Without including the pictures, copy out every line below.
--- Begin Dataset records ---
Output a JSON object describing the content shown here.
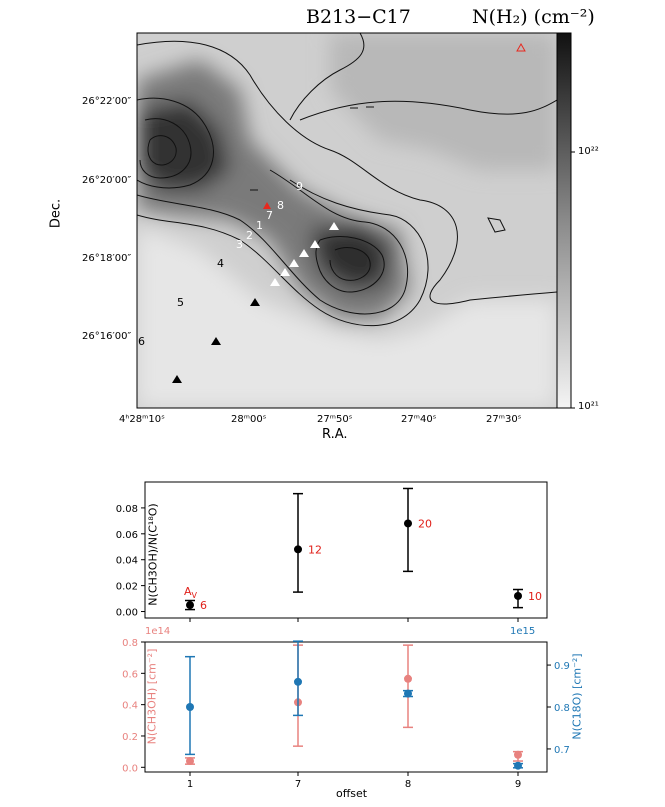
{
  "map": {
    "title": "B213−C17",
    "colorbar_label": "N(H₂) (cm⁻²)",
    "xlabel": "R.A.",
    "ylabel": "Dec.",
    "xticks": [
      "4ʰ28ᵐ10ˢ",
      "28ᵐ00ˢ",
      "27ᵐ50ˢ",
      "27ᵐ40ˢ",
      "27ᵐ30ˢ"
    ],
    "yticks": [
      "26°22′00″",
      "26°20′00″",
      "26°18′00″",
      "26°16′00″"
    ],
    "colorbar_ticks": [
      "10²²",
      "10²¹"
    ],
    "offset_labels_white": [
      "1",
      "2",
      "3",
      "7",
      "8",
      "9"
    ],
    "offset_labels_black": [
      "4",
      "5",
      "6"
    ],
    "colors": {
      "white_marker": "#ffffff",
      "black_marker": "#000000",
      "red_marker": "#e8281e"
    }
  },
  "chart_data": [
    {
      "type": "scatter",
      "ylabel": "N(CH3OH)/N(C¹⁸O)",
      "ylim": [
        -0.005,
        0.1
      ],
      "yticks": [
        "0.00",
        "0.02",
        "0.04",
        "0.06",
        "0.08"
      ],
      "x": [
        "1",
        "7",
        "8",
        "9"
      ],
      "values": [
        0.005,
        0.048,
        0.068,
        0.012
      ],
      "err_low": [
        0.0035,
        0.033,
        0.037,
        0.009
      ],
      "err_high": [
        0.0035,
        0.043,
        0.027,
        0.005
      ],
      "av_title": "A",
      "av_sub": "V",
      "av_labels": [
        "6",
        "12",
        "20",
        "10"
      ],
      "color": "#000000",
      "label_color": "#e0201a"
    },
    {
      "type": "scatter",
      "xlabel": "offset",
      "categories": [
        "1",
        "7",
        "8",
        "9"
      ],
      "left": {
        "ylabel": "N(CH3OH) [cm⁻²]",
        "exponent": "1e14",
        "ylim": [
          -0.03,
          0.8
        ],
        "yticks": [
          "0.0",
          "0.2",
          "0.4",
          "0.6",
          "0.8"
        ],
        "values": [
          0.04,
          0.415,
          0.565,
          0.08
        ],
        "err_low": [
          0.02,
          0.28,
          0.31,
          0.04
        ],
        "err_high": [
          0.02,
          0.365,
          0.215,
          0.02
        ],
        "color": "#e8827f"
      },
      "right": {
        "ylabel": "N(C18O) [cm⁻²]",
        "exponent": "1e15",
        "ylim": [
          0.645,
          0.955
        ],
        "yticks": [
          "0.7",
          "0.8",
          "0.9"
        ],
        "values": [
          0.8,
          0.86,
          0.832,
          0.66
        ],
        "err_low": [
          0.113,
          0.08,
          0.007,
          0.005
        ],
        "err_high": [
          0.12,
          0.097,
          0.007,
          0.005
        ],
        "color": "#1f77b4"
      }
    }
  ]
}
--- End Dataset records ---
_Solution to the exercise:_
Output a JSON object describing the content shown here.
{
  "map": {
    "title": "B213−C17",
    "colorbar_label": "N(H₂) (cm⁻²)",
    "xlabel": "R.A.",
    "ylabel": "Dec.",
    "xticks": [
      "4ʰ28ᵐ10ˢ",
      "28ᵐ00ˢ",
      "27ᵐ50ˢ",
      "27ᵐ40ˢ",
      "27ᵐ30ˢ"
    ],
    "yticks": [
      "26°22′00″",
      "26°20′00″",
      "26°18′00″",
      "26°16′00″"
    ],
    "colorbar_ticks": [
      "10²²",
      "10²¹"
    ],
    "offset_labels_white": [
      "1",
      "2",
      "3",
      "7",
      "8",
      "9"
    ],
    "offset_labels_black": [
      "4",
      "5",
      "6"
    ],
    "colors": {
      "white_marker": "#ffffff",
      "black_marker": "#000000",
      "red_marker": "#e8281e"
    }
  },
  "chart_data": [
    {
      "type": "scatter",
      "ylabel": "N(CH3OH)/N(C¹⁸O)",
      "ylim": [
        -0.005,
        0.1
      ],
      "yticks": [
        "0.00",
        "0.02",
        "0.04",
        "0.06",
        "0.08"
      ],
      "x": [
        "1",
        "7",
        "8",
        "9"
      ],
      "values": [
        0.005,
        0.048,
        0.068,
        0.012
      ],
      "err_low": [
        0.0035,
        0.033,
        0.037,
        0.009
      ],
      "err_high": [
        0.0035,
        0.043,
        0.027,
        0.005
      ],
      "av_title": "A",
      "av_sub": "V",
      "av_labels": [
        "6",
        "12",
        "20",
        "10"
      ],
      "color": "#000000",
      "label_color": "#e0201a"
    },
    {
      "type": "scatter",
      "xlabel": "offset",
      "categories": [
        "1",
        "7",
        "8",
        "9"
      ],
      "left": {
        "ylabel": "N(CH3OH) [cm⁻²]",
        "exponent": "1e14",
        "ylim": [
          -0.03,
          0.8
        ],
        "yticks": [
          "0.0",
          "0.2",
          "0.4",
          "0.6",
          "0.8"
        ],
        "values": [
          0.04,
          0.415,
          0.565,
          0.08
        ],
        "err_low": [
          0.02,
          0.28,
          0.31,
          0.04
        ],
        "err_high": [
          0.02,
          0.365,
          0.215,
          0.02
        ],
        "color": "#e8827f"
      },
      "right": {
        "ylabel": "N(C18O) [cm⁻²]",
        "exponent": "1e15",
        "ylim": [
          0.645,
          0.955
        ],
        "yticks": [
          "0.7",
          "0.8",
          "0.9"
        ],
        "values": [
          0.8,
          0.86,
          0.832,
          0.66
        ],
        "err_low": [
          0.113,
          0.08,
          0.007,
          0.005
        ],
        "err_high": [
          0.12,
          0.097,
          0.007,
          0.005
        ],
        "color": "#1f77b4"
      }
    }
  ]
}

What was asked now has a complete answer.